__WHAT YOU ARE ASKED TO DO__.
List the lines of this listing that hold the word "TYPICAL".

__MATERIAL FOR THE TASK__.
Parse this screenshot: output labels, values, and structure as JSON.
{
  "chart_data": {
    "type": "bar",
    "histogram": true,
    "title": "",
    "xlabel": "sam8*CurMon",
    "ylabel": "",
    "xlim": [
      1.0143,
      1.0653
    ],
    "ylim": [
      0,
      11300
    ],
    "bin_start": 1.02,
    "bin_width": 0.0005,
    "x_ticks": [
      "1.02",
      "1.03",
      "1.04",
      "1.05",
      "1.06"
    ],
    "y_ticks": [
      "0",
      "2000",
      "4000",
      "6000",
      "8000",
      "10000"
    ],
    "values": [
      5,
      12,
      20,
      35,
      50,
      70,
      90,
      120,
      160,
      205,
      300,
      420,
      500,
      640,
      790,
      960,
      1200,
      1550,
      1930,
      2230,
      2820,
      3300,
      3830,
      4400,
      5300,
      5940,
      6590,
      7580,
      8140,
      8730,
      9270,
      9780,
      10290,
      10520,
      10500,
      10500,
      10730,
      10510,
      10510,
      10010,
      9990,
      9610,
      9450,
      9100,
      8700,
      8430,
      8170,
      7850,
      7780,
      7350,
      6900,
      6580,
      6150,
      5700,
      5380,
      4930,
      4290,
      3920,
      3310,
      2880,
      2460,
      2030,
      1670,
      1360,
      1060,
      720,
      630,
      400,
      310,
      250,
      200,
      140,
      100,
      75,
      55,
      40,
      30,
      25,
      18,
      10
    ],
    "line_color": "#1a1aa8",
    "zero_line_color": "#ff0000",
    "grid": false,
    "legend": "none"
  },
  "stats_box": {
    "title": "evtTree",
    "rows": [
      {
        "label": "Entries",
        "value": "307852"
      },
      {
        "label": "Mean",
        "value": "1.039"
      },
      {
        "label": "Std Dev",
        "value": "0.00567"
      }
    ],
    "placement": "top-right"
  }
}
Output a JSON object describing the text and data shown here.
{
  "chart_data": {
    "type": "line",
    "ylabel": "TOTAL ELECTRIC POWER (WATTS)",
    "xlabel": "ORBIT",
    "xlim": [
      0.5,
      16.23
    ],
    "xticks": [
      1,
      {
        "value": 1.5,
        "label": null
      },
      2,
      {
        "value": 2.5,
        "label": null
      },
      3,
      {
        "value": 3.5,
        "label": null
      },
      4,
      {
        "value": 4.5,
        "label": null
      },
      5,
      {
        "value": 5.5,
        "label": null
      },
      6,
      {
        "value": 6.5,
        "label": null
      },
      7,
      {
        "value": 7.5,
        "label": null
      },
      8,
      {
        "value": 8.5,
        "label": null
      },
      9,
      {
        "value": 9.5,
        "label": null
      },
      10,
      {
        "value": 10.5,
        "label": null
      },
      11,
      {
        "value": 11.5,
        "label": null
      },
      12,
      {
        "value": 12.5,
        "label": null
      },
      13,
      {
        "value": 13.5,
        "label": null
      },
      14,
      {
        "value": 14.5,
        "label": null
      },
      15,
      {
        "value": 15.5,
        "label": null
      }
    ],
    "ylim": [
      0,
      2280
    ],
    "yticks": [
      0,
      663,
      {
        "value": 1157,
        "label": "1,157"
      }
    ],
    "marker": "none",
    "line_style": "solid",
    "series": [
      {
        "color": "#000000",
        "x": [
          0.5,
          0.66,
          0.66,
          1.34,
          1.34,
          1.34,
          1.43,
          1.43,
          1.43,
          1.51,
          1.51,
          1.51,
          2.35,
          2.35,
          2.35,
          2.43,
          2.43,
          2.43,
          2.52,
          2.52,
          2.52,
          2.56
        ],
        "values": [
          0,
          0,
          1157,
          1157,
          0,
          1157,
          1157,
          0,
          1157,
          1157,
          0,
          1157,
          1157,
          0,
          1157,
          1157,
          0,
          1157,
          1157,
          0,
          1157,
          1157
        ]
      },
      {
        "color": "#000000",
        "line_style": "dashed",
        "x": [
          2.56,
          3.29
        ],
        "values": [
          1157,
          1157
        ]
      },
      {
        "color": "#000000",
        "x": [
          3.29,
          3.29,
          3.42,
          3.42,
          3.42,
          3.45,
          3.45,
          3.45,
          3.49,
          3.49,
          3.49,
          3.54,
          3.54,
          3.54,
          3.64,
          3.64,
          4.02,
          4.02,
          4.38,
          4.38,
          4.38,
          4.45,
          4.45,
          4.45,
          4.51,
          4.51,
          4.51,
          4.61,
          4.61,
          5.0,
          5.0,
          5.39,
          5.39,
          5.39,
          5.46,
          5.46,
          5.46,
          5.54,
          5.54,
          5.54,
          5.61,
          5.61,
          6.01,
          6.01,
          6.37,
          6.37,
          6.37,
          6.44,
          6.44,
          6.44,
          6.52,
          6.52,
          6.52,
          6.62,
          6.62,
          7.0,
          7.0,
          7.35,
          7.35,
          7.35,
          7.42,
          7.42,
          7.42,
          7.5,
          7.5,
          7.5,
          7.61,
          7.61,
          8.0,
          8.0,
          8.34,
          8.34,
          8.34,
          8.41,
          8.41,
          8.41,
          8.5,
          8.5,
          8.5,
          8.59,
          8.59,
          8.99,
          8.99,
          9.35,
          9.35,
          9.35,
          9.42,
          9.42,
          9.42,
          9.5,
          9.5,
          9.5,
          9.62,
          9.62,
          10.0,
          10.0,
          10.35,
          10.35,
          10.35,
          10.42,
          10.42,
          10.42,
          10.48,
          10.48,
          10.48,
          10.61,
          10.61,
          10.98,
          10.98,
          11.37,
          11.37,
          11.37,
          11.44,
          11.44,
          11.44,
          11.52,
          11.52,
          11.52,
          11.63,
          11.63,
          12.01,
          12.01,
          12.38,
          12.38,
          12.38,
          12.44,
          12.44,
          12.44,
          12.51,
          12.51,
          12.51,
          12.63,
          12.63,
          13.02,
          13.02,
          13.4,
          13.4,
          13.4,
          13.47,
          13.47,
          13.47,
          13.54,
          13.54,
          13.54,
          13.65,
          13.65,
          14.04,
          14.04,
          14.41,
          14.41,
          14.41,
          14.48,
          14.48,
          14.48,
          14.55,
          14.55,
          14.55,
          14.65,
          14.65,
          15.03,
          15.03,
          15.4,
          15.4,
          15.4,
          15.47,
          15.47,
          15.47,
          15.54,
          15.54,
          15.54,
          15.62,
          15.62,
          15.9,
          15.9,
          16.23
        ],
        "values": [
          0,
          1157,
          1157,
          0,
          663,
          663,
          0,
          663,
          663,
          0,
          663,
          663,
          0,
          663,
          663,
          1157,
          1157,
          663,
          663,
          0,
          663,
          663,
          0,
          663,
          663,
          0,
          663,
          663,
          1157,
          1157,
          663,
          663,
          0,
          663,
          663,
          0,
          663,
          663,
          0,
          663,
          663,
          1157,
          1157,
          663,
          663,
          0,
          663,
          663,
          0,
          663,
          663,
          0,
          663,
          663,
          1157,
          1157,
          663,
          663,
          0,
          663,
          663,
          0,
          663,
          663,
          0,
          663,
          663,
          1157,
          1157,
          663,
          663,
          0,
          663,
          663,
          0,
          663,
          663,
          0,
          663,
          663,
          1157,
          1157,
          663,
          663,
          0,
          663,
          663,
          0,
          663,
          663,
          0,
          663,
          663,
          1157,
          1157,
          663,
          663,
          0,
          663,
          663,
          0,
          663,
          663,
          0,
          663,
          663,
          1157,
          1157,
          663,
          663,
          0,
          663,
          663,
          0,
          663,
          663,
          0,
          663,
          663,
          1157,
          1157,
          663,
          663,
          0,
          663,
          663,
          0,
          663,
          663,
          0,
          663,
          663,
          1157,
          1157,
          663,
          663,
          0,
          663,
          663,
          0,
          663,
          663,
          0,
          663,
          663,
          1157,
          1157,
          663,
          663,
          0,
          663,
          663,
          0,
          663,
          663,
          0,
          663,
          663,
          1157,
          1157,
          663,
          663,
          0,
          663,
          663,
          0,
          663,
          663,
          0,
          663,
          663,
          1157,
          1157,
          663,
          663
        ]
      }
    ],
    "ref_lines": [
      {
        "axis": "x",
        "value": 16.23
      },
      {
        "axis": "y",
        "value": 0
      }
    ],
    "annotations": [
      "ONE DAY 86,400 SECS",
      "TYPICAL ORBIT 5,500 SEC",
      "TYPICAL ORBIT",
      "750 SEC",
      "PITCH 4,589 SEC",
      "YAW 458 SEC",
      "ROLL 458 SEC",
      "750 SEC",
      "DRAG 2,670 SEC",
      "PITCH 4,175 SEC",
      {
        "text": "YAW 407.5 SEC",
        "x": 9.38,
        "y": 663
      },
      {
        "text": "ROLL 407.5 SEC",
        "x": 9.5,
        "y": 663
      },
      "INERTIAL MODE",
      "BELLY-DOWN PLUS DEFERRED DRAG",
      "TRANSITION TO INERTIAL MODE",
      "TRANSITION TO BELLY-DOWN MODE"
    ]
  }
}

__TASK SOLUTION__.
      "TYPICAL ORBIT 5,500 SEC",
      "TYPICAL ORBIT",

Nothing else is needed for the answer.